» **GOAL OF THE EXERCISE**: Filter the entries below, keeping only lines with the word "газа".

↓

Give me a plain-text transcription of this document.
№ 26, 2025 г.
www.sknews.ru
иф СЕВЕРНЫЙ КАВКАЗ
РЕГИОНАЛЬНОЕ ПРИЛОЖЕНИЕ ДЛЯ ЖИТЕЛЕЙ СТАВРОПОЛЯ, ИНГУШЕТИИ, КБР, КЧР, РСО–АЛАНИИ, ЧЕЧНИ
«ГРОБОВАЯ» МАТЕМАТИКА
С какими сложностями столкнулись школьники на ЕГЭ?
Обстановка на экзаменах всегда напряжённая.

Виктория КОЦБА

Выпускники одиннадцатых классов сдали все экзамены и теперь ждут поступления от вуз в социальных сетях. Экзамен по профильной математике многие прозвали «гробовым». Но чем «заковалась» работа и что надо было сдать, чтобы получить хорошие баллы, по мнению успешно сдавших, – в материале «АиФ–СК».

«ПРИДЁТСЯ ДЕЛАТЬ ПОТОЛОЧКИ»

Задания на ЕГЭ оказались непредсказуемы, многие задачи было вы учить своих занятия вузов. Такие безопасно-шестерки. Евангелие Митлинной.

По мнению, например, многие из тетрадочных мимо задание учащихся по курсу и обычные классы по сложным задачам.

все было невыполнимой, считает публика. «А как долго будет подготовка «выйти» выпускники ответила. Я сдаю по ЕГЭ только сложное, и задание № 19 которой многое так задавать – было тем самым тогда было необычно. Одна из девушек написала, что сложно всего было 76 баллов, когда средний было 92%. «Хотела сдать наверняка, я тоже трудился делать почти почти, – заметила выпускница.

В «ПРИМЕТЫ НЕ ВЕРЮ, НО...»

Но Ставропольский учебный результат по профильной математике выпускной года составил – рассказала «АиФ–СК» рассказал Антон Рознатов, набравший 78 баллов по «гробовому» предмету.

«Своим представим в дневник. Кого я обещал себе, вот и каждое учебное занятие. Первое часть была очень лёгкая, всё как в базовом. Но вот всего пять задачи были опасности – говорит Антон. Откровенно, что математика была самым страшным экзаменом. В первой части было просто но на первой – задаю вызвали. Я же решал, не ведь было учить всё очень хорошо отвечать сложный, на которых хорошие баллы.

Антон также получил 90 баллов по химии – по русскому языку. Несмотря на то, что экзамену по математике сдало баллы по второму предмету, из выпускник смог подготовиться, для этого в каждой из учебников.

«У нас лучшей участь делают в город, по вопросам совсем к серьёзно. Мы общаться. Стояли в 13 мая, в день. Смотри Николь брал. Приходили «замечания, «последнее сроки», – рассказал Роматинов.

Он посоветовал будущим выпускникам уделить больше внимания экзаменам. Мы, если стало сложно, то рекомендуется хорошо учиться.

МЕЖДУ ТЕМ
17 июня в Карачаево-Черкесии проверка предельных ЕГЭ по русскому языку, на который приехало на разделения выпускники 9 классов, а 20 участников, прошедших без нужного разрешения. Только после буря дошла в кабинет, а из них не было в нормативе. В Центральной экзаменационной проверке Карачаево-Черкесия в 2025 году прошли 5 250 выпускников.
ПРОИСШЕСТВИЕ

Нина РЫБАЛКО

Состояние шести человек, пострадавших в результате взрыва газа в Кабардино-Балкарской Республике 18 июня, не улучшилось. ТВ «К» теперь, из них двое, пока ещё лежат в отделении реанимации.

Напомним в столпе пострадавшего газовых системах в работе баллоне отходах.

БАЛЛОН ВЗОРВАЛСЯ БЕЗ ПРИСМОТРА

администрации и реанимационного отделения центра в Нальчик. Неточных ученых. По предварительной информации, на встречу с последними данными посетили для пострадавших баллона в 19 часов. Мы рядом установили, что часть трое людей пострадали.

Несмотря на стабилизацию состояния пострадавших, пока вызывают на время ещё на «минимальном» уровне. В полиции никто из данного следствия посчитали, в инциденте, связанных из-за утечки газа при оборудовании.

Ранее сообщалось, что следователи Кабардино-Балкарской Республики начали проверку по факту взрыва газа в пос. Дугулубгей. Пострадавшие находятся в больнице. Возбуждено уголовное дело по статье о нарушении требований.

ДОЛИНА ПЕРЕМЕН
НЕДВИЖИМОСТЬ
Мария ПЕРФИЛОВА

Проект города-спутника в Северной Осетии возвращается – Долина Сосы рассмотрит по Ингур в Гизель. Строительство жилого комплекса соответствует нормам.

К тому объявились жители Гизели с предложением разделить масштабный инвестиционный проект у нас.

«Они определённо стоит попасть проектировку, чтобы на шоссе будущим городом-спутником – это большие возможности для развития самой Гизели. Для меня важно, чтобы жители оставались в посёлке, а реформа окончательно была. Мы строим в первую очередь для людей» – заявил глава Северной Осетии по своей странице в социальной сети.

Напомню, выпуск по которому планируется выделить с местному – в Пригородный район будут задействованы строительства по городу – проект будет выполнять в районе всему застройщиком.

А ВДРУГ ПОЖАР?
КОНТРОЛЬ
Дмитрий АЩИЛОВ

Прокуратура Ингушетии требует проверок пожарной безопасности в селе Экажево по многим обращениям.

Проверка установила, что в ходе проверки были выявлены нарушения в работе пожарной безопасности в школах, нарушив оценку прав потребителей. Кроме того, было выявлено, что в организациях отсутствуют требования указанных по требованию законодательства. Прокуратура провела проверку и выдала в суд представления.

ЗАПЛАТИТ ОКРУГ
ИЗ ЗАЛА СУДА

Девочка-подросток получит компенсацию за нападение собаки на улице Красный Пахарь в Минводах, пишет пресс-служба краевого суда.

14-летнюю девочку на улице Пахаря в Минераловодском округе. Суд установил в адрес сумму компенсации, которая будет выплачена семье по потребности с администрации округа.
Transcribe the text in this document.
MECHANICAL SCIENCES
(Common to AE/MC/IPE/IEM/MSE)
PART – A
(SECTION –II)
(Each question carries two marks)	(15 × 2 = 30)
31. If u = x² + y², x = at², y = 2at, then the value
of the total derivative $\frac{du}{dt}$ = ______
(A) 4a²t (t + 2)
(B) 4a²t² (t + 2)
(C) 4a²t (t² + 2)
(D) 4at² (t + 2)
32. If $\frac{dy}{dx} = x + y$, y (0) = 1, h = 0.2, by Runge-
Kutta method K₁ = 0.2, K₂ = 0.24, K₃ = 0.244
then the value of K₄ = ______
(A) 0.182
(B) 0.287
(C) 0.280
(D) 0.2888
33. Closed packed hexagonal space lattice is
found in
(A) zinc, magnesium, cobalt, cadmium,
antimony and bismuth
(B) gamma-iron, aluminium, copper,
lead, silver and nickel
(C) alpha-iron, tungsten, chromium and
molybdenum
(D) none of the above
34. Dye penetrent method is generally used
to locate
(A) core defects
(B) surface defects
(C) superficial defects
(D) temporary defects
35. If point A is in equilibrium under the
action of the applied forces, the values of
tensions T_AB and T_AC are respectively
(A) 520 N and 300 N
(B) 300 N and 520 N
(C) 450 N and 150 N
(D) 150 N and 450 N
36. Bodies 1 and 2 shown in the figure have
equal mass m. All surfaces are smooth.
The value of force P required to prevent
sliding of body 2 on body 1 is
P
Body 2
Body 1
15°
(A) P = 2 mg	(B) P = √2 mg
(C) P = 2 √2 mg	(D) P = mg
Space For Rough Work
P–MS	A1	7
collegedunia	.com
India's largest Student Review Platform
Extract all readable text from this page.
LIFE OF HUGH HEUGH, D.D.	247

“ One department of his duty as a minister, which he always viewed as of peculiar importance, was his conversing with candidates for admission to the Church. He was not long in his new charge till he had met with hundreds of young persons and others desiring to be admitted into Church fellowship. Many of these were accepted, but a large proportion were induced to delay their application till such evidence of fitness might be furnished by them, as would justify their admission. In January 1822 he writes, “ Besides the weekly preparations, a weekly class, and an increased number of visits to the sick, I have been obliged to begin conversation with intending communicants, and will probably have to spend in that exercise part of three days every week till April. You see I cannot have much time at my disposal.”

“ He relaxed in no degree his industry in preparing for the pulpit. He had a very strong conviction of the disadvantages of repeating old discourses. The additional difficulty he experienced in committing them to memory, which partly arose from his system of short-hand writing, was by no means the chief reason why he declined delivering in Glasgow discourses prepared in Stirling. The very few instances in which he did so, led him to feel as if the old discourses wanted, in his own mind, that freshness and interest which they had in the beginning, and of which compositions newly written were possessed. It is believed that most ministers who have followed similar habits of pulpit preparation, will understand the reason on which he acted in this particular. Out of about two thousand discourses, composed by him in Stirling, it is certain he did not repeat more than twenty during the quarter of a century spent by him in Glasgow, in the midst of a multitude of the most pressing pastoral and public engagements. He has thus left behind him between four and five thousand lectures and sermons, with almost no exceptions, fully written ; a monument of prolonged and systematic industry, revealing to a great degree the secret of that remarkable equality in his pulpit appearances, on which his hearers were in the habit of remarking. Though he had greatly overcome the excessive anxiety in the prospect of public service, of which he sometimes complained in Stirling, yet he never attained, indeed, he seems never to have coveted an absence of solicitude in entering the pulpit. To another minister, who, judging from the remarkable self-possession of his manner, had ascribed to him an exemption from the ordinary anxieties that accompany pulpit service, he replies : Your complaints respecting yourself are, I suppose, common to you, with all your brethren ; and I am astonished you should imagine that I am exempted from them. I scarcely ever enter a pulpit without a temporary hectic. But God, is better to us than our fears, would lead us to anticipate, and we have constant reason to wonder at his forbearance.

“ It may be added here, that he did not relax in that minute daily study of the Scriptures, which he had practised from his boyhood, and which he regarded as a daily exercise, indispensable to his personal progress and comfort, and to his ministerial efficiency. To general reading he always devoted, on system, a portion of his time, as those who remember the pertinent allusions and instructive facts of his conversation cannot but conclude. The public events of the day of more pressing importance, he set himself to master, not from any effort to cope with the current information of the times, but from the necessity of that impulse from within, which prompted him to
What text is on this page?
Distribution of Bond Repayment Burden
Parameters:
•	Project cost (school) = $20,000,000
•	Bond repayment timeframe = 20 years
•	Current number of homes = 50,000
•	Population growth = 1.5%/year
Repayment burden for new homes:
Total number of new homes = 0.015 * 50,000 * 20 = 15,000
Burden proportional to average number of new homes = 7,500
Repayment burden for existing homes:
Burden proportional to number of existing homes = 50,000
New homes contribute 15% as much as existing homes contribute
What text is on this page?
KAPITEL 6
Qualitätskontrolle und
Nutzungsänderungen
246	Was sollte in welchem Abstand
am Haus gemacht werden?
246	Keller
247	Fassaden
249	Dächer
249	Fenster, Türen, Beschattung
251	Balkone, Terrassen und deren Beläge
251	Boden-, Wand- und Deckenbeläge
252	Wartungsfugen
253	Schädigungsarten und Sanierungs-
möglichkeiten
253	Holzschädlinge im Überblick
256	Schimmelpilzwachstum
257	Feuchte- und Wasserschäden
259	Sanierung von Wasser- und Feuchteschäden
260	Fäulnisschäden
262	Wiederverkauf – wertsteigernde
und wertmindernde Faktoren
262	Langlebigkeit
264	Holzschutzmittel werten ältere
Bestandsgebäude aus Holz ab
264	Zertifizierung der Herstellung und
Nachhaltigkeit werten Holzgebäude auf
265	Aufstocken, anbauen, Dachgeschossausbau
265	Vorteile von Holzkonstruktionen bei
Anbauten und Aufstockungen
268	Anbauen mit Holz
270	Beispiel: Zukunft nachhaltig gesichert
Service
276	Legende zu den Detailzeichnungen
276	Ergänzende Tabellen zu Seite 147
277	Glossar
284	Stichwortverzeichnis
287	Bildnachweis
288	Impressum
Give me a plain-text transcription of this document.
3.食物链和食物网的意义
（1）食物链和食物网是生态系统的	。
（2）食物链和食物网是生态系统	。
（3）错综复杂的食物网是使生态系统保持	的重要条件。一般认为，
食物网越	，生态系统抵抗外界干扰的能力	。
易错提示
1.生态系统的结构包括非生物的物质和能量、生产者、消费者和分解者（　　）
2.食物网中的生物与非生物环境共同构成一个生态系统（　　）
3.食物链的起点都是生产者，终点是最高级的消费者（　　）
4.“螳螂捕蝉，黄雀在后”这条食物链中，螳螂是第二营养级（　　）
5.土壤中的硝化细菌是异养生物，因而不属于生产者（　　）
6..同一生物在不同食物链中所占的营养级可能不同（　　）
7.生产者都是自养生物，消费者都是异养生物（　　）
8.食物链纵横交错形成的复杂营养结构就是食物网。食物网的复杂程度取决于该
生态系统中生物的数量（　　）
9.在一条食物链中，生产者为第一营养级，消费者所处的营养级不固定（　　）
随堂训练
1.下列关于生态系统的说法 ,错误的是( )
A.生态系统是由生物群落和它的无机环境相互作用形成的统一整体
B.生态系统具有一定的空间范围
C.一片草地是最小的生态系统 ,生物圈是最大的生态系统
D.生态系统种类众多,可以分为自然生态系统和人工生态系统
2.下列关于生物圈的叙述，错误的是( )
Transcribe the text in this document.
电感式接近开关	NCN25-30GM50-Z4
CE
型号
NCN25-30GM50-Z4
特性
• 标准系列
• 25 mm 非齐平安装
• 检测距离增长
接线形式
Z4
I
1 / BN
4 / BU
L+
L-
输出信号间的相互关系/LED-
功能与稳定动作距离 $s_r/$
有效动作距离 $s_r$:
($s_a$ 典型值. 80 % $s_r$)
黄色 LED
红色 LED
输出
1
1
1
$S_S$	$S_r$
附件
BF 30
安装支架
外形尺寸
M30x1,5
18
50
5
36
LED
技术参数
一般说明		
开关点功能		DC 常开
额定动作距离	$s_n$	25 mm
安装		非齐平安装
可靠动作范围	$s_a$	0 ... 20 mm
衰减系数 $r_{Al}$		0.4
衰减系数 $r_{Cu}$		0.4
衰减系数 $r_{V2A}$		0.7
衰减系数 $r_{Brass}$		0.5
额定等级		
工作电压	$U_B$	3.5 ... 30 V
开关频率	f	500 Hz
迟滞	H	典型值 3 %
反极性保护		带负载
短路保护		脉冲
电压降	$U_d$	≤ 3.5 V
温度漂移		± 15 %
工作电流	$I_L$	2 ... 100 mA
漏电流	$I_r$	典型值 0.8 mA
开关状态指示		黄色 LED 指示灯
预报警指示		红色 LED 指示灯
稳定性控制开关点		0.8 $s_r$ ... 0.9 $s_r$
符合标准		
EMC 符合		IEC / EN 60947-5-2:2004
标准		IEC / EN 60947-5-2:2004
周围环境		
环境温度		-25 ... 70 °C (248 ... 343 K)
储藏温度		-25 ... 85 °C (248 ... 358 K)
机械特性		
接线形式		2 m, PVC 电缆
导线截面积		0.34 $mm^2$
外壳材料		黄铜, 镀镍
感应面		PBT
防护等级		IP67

↑

» **CORRECT OUTPUT**:
Состояние шести человек, пострадавших в результате взрыва газа в Кабардино-Балкарской Республике 18 июня, не улучшилось. ТВ «К» теперь, из них двое, пока ещё лежат в отделении реанимации.
Несмотря на стабилизацию состояния пострадавших, пока вызывают на время ещё на «минимальном» уровне. В полиции никто из данного следствия посчитали, в инциденте, связанных из-за утечки газа при оборудовании.
Ранее сообщалось, что следователи Кабардино-Балкарской Республики начали проверку по факту взрыва газа в пос. Дугулубгей. Пострадавшие находятся в больнице. Возбуждено уголовное дело по статье о нарушении требований.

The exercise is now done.